> [Given task] Pictures in the data below are not part of the copy; transcribe everything else exactly.

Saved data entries

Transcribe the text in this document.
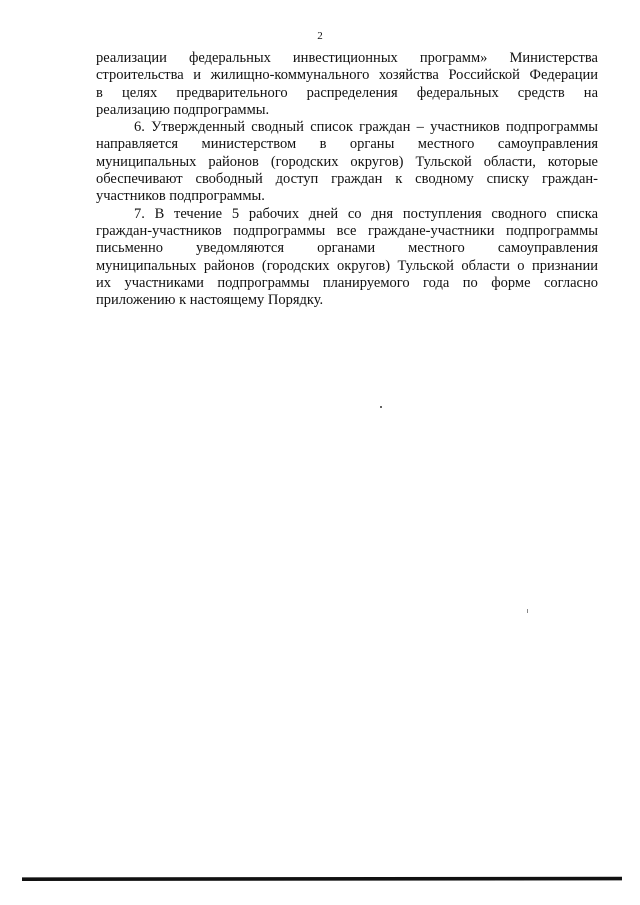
2

реализации федеральных инвестиционных программ» Министерства
строительства и жилищно-коммунального хозяйства Российской Федерации
в целях предварительного распределения федеральных средств на
реализацию подпрограммы.

6. Утвержденный сводный список граждан – участников подпрограммы
направляется министерством в органы местного самоуправления
муниципальных районов (городских округов) Тульской области, которые
обеспечивают свободный доступ граждан к сводному списку граждан-
участников подпрограммы.

7. В течение 5 рабочих дней со дня поступления сводного списка
граждан-участников подпрограммы все граждане-участники подпрограммы
письменно уведомляются органами местного самоуправления
муниципальных районов (городских округов) Тульской области о признании
их участниками подпрограммы планируемого года по форме согласно
приложению к настоящему Порядку.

> [Exercise response]
Transcribe the text in this document.
2

реализации федеральных инвестиционных программ» Министерства
строительства и жилищно-коммунального хозяйства Российской Федерации
в целях предварительного распределения федеральных средств на
реализацию подпрограммы.

6. Утвержденный сводный список граждан – участников подпрограммы
направляется министерством в органы местного самоуправления
муниципальных районов (городских округов) Тульской области, которые
обеспечивают свободный доступ граждан к сводному списку граждан-
участников подпрограммы.

7. В течение 5 рабочих дней со дня поступления сводного списка
граждан-участников подпрограммы все граждане-участники подпрограммы
письменно уведомляются органами местного самоуправления
муниципальных районов (городских округов) Тульской области о признании
их участниками подпрограммы планируемого года по форме согласно
приложению к настоящему Порядку.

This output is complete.